**What you will do:** Below is a set of entries. Reproduce exactly the lines from the one containing "Give me a plain-text" through the end, both included.

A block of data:
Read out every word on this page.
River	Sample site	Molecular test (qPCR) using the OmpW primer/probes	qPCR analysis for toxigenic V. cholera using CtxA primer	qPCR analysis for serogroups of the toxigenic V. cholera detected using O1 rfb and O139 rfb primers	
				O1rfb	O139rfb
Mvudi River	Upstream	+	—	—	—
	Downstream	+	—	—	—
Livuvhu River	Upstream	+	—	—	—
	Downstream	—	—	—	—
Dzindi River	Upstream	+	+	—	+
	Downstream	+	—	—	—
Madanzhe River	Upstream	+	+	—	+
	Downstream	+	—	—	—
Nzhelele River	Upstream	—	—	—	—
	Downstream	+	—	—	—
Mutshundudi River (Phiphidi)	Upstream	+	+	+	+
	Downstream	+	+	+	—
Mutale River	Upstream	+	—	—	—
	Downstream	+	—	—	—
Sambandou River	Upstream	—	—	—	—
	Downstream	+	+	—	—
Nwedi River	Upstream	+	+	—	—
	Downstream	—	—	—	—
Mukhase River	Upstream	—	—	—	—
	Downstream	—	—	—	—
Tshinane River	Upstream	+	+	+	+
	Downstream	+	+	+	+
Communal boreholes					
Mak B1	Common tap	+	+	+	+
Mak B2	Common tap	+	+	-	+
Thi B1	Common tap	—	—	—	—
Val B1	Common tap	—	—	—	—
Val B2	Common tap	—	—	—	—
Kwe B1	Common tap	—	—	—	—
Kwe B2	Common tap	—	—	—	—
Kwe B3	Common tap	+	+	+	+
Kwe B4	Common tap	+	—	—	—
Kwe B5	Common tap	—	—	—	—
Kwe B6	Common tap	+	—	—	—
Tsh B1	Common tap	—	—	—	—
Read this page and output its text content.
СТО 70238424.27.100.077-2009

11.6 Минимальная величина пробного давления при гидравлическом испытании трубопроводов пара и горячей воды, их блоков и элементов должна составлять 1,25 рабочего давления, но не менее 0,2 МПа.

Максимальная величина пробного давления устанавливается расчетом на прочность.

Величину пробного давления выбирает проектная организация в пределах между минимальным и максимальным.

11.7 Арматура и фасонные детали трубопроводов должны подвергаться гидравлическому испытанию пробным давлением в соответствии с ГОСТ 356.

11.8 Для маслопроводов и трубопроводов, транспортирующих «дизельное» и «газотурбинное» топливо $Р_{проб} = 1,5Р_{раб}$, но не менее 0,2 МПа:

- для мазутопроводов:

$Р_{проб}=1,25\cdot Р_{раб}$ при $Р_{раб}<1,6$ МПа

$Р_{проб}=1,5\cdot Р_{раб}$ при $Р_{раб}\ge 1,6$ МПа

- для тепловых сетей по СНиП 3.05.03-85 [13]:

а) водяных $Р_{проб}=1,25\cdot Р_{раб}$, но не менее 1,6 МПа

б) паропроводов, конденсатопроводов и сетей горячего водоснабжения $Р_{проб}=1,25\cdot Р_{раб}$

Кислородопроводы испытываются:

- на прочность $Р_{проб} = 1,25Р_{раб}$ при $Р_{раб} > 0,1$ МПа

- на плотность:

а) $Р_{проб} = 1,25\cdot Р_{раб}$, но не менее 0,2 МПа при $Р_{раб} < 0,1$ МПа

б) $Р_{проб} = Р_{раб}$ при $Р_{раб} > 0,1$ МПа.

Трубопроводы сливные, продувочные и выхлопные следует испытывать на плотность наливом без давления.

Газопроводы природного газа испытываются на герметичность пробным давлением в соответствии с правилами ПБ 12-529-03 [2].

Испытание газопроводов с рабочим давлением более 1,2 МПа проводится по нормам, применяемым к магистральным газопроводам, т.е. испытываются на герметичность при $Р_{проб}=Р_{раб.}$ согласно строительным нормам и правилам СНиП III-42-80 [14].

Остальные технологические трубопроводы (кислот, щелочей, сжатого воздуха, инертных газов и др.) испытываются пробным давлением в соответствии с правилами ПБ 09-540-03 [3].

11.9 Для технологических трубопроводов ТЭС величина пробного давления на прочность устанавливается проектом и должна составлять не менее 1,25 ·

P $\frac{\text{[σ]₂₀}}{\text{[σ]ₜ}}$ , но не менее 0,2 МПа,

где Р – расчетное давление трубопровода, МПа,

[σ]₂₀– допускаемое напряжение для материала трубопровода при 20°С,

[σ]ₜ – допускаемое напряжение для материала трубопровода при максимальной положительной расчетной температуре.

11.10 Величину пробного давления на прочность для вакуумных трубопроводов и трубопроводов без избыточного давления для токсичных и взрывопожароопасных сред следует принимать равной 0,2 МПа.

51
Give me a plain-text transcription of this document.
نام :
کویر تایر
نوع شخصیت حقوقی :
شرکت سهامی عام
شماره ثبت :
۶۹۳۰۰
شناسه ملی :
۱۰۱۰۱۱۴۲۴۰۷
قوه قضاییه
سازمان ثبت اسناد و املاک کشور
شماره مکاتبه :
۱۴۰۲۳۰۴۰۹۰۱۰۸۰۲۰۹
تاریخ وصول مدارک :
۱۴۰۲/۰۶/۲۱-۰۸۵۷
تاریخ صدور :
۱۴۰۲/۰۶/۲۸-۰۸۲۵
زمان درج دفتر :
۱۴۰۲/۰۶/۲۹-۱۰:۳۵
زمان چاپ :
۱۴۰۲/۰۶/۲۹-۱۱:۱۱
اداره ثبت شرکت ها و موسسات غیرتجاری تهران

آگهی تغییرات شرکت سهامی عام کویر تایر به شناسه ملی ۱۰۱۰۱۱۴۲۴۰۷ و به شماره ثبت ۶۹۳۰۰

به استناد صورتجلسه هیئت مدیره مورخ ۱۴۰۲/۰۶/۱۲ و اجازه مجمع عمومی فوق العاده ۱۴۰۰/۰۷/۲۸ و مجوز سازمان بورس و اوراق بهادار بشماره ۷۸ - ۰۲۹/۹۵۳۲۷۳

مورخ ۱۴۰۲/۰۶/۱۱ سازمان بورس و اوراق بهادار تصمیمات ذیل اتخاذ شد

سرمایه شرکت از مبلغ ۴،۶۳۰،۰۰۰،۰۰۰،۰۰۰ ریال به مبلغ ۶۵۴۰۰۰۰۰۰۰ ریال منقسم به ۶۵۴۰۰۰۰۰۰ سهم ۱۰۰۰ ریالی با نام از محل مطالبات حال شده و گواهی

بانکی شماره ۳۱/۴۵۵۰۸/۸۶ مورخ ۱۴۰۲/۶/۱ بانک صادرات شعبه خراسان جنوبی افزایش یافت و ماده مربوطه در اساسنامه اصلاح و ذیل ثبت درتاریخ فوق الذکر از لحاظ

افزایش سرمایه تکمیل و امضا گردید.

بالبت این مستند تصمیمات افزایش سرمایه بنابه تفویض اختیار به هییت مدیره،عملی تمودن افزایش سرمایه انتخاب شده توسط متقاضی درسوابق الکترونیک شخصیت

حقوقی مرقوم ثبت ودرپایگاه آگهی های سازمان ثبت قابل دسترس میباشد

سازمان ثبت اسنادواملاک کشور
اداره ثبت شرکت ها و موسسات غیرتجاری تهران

**Finished task:**
Give me a plain-text transcription of this document.
نام :
کویر تایر
نوع شخصیت حقوقی :
شرکت سهامی عام
شماره ثبت :
۶۹۳۰۰
شناسه ملی :
۱۰۱۰۱۱۴۲۴۰۷
قوه قضاییه
سازمان ثبت اسناد و املاک کشور
شماره مکاتبه :
۱۴۰۲۳۰۴۰۹۰۱۰۸۰۲۰۹
تاریخ وصول مدارک :
۱۴۰۲/۰۶/۲۱-۰۸۵۷
تاریخ صدور :
۱۴۰۲/۰۶/۲۸-۰۸۲۵
زمان درج دفتر :
۱۴۰۲/۰۶/۲۹-۱۰:۳۵
زمان چاپ :
۱۴۰۲/۰۶/۲۹-۱۱:۱۱
اداره ثبت شرکت ها و موسسات غیرتجاری تهران

آگهی تغییرات شرکت سهامی عام کویر تایر به شناسه ملی ۱۰۱۰۱۱۴۲۴۰۷ و به شماره ثبت ۶۹۳۰۰

به استناد صورتجلسه هیئت مدیره مورخ ۱۴۰۲/۰۶/۱۲ و اجازه مجمع عمومی فوق العاده ۱۴۰۰/۰۷/۲۸ و مجوز سازمان بورس و اوراق بهادار بشماره ۷۸ - ۰۲۹/۹۵۳۲۷۳

مورخ ۱۴۰۲/۰۶/۱۱ سازمان بورس و اوراق بهادار تصمیمات ذیل اتخاذ شد

سرمایه شرکت از مبلغ ۴،۶۳۰،۰۰۰،۰۰۰،۰۰۰ ریال به مبلغ ۶۵۴۰۰۰۰۰۰۰ ریال منقسم به ۶۵۴۰۰۰۰۰۰ سهم ۱۰۰۰ ریالی با نام از محل مطالبات حال شده و گواهی

بانکی شماره ۳۱/۴۵۵۰۸/۸۶ مورخ ۱۴۰۲/۶/۱ بانک صادرات شعبه خراسان جنوبی افزایش یافت و ماده مربوطه در اساسنامه اصلاح و ذیل ثبت درتاریخ فوق الذکر از لحاظ

افزایش سرمایه تکمیل و امضا گردید.

بالبت این مستند تصمیمات افزایش سرمایه بنابه تفویض اختیار به هییت مدیره،عملی تمودن افزایش سرمایه انتخاب شده توسط متقاضی درسوابق الکترونیک شخصیت

حقوقی مرقوم ثبت ودرپایگاه آگهی های سازمان ثبت قابل دسترس میباشد

سازمان ثبت اسنادواملاک کشور
اداره ثبت شرکت ها و موسسات غیرتجاری تهران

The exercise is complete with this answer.